The required result is the exact run of lines beginning at the one containing "Read the values" and ending at the last line of the entries.
## Begin Recorded data
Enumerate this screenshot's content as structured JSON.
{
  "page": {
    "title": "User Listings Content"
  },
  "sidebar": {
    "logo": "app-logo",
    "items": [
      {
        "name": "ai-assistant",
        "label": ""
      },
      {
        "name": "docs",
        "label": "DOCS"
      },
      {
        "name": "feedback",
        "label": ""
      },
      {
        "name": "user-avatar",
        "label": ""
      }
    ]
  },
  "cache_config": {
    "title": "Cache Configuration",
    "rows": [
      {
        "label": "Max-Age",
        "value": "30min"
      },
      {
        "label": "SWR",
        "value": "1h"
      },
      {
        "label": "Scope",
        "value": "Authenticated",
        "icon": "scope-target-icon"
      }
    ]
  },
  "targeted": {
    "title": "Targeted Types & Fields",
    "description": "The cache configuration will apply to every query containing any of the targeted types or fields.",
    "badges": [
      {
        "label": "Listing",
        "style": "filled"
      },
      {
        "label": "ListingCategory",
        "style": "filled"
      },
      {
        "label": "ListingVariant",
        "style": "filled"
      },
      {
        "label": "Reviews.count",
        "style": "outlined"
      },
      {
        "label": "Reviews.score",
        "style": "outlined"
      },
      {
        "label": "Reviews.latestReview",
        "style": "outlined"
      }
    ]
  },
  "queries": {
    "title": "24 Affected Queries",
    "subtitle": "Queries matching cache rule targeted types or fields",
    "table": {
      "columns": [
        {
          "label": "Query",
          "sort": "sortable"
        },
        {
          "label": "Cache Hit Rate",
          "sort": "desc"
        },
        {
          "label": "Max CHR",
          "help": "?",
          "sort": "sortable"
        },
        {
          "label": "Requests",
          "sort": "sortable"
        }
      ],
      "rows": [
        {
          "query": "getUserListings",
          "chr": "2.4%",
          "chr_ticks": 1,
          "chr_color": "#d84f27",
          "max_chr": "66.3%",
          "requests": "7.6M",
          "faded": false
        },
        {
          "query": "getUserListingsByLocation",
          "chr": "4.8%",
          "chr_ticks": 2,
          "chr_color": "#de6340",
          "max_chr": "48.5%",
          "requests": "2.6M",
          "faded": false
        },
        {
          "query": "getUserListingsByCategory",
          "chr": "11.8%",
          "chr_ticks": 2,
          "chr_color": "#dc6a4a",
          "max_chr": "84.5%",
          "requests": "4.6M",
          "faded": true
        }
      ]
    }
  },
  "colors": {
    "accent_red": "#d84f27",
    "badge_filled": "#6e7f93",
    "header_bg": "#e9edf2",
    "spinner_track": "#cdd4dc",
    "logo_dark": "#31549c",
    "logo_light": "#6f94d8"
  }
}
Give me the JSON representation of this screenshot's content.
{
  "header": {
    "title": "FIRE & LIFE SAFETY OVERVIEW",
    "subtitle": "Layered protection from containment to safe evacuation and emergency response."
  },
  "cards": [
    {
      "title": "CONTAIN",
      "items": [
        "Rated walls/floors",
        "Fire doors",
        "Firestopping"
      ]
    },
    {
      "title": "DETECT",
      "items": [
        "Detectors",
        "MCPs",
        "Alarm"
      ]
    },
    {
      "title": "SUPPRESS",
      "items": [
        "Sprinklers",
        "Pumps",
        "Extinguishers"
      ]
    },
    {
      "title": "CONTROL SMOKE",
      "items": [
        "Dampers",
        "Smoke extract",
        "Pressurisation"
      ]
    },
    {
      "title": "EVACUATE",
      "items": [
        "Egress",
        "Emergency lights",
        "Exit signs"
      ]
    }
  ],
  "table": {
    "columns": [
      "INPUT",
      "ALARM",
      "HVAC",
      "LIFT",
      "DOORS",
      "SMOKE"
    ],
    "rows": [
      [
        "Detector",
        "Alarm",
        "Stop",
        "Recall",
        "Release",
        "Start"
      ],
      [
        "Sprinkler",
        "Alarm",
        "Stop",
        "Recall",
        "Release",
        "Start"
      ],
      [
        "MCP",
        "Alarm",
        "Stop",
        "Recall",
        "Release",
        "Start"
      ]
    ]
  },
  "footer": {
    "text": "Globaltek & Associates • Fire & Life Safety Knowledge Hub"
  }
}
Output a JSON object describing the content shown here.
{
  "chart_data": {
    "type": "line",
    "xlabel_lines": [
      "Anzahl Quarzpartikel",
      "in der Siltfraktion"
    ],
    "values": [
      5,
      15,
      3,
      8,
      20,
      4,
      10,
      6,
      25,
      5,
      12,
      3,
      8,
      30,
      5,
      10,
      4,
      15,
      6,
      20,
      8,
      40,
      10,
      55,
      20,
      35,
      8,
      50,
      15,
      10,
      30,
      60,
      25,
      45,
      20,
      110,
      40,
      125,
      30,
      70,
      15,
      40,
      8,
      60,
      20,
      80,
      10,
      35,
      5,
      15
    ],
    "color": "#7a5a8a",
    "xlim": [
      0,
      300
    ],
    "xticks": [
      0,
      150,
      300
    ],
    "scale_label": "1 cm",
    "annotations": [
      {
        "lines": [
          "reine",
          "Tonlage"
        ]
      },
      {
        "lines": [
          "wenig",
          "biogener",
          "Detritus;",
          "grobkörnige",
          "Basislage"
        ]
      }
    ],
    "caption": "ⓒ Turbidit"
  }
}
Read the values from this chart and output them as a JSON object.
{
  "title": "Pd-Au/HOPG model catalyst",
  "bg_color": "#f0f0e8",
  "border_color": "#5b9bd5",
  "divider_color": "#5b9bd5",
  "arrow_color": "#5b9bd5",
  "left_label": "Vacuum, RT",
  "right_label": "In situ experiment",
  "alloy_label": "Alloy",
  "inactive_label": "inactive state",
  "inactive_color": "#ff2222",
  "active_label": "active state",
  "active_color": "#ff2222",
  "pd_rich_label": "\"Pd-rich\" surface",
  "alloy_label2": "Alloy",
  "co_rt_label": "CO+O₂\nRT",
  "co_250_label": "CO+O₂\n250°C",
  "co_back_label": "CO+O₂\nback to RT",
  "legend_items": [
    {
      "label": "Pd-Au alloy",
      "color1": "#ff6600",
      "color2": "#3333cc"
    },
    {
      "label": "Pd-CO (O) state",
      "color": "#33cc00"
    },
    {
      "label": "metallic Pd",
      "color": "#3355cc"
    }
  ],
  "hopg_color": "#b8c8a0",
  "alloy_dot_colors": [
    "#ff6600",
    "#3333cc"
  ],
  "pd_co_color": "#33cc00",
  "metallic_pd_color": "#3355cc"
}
## End Recorded data
Written response →
Read the values from this chart and output them as a JSON object.
{
  "title": "Pd-Au/HOPG model catalyst",
  "bg_color": "#f0f0e8",
  "border_color": "#5b9bd5",
  "divider_color": "#5b9bd5",
  "arrow_color": "#5b9bd5",
  "left_label": "Vacuum, RT",
  "right_label": "In situ experiment",
  "alloy_label": "Alloy",
  "inactive_label": "inactive state",
  "inactive_color": "#ff2222",
  "active_label": "active state",
  "active_color": "#ff2222",
  "pd_rich_label": "\"Pd-rich\" surface",
  "alloy_label2": "Alloy",
  "co_rt_label": "CO+O₂\nRT",
  "co_250_label": "CO+O₂\n250°C",
  "co_back_label": "CO+O₂\nback to RT",
  "legend_items": [
    {
      "label": "Pd-Au alloy",
      "color1": "#ff6600",
      "color2": "#3333cc"
    },
    {
      "label": "Pd-CO (O) state",
      "color": "#33cc00"
    },
    {
      "label": "metallic Pd",
      "color": "#3355cc"
    }
  ],
  "hopg_color": "#b8c8a0",
  "alloy_dot_colors": [
    "#ff6600",
    "#3333cc"
  ],
  "pd_co_color": "#33cc00",
  "metallic_pd_color": "#3355cc"
}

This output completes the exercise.